(Figure data in JSON)
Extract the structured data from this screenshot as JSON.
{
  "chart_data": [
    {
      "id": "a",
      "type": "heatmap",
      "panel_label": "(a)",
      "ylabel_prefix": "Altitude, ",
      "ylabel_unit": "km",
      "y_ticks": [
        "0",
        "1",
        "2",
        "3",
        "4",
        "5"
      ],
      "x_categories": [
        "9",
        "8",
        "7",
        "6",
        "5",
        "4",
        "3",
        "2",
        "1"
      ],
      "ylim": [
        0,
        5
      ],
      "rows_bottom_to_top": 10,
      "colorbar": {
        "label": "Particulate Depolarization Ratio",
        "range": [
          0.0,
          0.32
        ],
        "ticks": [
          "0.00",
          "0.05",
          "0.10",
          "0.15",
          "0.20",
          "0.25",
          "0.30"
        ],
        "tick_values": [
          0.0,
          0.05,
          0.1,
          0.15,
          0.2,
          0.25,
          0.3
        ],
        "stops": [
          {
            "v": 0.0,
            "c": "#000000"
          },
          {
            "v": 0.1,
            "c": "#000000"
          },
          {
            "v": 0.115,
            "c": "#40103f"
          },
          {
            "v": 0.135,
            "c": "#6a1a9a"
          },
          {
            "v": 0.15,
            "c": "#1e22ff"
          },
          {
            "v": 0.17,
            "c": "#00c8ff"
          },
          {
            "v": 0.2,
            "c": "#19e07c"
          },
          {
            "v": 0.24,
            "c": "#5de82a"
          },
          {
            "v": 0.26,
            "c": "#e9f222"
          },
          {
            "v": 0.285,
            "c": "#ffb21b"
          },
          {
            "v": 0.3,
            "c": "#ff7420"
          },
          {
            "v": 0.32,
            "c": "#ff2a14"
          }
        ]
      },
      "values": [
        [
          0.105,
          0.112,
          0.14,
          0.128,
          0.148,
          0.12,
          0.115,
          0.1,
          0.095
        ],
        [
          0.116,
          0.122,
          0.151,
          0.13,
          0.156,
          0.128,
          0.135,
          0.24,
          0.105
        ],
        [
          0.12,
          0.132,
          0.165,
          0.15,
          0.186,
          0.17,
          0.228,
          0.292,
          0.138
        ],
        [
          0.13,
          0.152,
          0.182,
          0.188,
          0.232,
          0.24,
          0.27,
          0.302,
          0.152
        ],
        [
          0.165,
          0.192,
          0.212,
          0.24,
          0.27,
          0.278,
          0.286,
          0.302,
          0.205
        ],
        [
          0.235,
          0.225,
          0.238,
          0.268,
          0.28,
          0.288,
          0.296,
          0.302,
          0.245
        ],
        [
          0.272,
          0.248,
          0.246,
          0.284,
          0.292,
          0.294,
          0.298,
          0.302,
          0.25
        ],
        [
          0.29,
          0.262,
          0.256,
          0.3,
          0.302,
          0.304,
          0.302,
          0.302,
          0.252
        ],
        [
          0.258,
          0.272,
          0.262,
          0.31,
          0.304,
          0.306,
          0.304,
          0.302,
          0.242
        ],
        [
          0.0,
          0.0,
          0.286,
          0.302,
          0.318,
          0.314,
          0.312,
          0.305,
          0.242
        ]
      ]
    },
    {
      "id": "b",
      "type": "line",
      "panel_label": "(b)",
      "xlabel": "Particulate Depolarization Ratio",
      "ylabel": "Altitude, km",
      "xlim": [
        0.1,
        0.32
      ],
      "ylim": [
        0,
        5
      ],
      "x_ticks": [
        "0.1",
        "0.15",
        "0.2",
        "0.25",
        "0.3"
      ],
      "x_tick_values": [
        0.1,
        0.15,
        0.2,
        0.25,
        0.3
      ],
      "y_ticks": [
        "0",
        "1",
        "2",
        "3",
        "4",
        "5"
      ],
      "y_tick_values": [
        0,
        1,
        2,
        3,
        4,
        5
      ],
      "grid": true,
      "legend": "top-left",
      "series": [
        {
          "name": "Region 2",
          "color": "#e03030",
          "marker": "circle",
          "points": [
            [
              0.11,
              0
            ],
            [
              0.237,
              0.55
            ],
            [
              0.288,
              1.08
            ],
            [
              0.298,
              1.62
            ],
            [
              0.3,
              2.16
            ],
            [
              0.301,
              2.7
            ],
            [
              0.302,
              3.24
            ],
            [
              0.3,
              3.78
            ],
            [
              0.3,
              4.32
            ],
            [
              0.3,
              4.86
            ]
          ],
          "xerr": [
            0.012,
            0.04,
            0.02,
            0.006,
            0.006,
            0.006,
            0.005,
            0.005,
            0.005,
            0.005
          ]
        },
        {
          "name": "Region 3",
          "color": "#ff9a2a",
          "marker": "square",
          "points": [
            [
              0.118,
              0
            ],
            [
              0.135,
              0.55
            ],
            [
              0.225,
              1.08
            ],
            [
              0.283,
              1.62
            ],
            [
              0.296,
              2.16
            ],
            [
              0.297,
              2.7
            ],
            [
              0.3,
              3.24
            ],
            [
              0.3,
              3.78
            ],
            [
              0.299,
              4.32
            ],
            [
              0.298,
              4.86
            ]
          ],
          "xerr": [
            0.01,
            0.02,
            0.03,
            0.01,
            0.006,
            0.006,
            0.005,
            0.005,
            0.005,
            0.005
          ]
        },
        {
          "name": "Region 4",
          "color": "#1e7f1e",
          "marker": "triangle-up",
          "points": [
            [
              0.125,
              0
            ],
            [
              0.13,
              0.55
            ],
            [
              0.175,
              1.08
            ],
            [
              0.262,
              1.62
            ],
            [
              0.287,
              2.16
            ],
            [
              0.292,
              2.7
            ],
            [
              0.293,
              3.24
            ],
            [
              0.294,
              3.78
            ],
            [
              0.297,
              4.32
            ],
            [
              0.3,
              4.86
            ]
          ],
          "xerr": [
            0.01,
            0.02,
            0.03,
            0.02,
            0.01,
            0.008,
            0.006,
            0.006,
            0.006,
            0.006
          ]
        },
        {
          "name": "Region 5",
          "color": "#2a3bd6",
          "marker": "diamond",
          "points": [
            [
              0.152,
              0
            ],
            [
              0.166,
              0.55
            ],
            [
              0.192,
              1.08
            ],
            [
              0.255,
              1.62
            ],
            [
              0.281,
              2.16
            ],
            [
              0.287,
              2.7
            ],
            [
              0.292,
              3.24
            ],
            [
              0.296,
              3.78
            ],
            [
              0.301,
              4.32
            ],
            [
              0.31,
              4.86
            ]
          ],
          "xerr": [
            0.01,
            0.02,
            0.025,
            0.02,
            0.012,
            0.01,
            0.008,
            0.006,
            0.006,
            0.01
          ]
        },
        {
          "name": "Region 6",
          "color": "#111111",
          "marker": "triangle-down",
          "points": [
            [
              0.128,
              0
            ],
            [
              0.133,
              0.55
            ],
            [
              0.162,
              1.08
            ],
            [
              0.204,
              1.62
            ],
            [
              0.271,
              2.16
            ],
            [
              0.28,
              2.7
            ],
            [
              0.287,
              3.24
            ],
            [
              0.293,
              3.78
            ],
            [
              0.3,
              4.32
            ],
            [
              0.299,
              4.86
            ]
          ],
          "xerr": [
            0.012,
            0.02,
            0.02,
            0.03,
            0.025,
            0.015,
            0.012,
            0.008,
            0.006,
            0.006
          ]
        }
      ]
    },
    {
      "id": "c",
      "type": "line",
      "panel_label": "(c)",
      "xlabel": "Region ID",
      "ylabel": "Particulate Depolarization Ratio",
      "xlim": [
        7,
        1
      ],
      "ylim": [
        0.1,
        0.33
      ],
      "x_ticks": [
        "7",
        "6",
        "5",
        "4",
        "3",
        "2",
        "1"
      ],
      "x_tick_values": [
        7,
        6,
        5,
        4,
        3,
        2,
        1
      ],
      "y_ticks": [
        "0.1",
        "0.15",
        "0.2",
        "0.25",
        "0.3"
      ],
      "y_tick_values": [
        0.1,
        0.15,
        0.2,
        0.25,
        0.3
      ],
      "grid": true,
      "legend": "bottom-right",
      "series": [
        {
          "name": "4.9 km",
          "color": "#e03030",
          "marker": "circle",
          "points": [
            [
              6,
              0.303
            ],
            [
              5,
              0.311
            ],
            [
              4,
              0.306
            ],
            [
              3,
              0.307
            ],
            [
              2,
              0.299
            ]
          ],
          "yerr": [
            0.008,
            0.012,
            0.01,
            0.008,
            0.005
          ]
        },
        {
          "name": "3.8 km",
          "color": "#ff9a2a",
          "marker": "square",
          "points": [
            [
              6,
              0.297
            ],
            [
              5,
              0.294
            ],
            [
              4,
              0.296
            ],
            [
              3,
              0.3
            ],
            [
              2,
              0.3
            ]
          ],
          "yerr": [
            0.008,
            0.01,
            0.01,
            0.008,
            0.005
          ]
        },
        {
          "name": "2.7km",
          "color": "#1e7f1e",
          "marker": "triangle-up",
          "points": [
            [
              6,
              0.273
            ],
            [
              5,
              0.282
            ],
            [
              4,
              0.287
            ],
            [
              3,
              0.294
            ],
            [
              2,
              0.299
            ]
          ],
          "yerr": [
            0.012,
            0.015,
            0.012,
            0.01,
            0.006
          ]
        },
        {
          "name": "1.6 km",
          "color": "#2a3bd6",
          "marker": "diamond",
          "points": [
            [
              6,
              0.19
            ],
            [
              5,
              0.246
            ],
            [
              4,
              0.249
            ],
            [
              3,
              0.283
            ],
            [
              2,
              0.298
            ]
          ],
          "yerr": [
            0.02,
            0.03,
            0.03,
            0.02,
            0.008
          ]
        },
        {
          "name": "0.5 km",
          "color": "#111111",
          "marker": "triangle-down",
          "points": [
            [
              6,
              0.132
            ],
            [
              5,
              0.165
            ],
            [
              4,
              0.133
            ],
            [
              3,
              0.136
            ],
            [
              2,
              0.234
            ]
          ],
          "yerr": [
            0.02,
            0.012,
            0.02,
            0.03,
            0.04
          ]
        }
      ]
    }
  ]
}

YOUR GOAL:
From the listing above, collect every line that mentions the word "Depolarization".

EXERCISE ANSWER:
        "label": "Particulate Depolarization Ratio",
      "xlabel": "Particulate Depolarization Ratio",
      "ylabel": "Particulate Depolarization Ratio",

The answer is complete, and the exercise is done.